> _Task details_:
Write each record again exactly as it stands.

Source data
○ ○ ○ ○ ○

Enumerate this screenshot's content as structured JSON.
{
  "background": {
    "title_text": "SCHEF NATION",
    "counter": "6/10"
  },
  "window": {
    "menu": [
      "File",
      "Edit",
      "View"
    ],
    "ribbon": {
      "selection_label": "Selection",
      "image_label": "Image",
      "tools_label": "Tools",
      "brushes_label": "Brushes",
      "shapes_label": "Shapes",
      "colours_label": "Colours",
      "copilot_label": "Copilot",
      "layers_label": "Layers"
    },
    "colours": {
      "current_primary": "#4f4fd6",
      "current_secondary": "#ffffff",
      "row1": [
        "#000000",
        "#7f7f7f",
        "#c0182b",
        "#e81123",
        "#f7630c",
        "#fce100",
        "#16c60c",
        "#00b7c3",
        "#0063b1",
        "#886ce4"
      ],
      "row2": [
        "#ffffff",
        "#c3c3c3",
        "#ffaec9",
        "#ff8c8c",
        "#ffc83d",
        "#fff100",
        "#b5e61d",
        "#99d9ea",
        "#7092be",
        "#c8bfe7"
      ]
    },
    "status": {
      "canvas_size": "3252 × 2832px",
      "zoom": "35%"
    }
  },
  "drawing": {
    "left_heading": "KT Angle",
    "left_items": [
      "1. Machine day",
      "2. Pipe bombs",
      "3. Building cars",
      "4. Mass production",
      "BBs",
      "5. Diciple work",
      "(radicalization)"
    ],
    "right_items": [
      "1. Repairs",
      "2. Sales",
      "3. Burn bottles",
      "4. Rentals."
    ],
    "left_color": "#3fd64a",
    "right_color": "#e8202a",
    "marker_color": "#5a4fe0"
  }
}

○ ○ ○ ○ ○

> _Reply_:
Enumerate this screenshot's content as structured JSON.
{
  "background": {
    "title_text": "SCHEF NATION",
    "counter": "6/10"
  },
  "window": {
    "menu": [
      "File",
      "Edit",
      "View"
    ],
    "ribbon": {
      "selection_label": "Selection",
      "image_label": "Image",
      "tools_label": "Tools",
      "brushes_label": "Brushes",
      "shapes_label": "Shapes",
      "colours_label": "Colours",
      "copilot_label": "Copilot",
      "layers_label": "Layers"
    },
    "colours": {
      "current_primary": "#4f4fd6",
      "current_secondary": "#ffffff",
      "row1": [
        "#000000",
        "#7f7f7f",
        "#c0182b",
        "#e81123",
        "#f7630c",
        "#fce100",
        "#16c60c",
        "#00b7c3",
        "#0063b1",
        "#886ce4"
      ],
      "row2": [
        "#ffffff",
        "#c3c3c3",
        "#ffaec9",
        "#ff8c8c",
        "#ffc83d",
        "#fff100",
        "#b5e61d",
        "#99d9ea",
        "#7092be",
        "#c8bfe7"
      ]
    },
    "status": {
      "canvas_size": "3252 × 2832px",
      "zoom": "35%"
    }
  },
  "drawing": {
    "left_heading": "KT Angle",
    "left_items": [
      "1. Machine day",
      "2. Pipe bombs",
      "3. Building cars",
      "4. Mass production",
      "BBs",
      "5. Diciple work",
      "(radicalization)"
    ],
    "right_items": [
      "1. Repairs",
      "2. Sales",
      "3. Burn bottles",
      "4. Rentals."
    ],
    "left_color": "#3fd64a",
    "right_color": "#e8202a",
    "marker_color": "#5a4fe0"
  }
}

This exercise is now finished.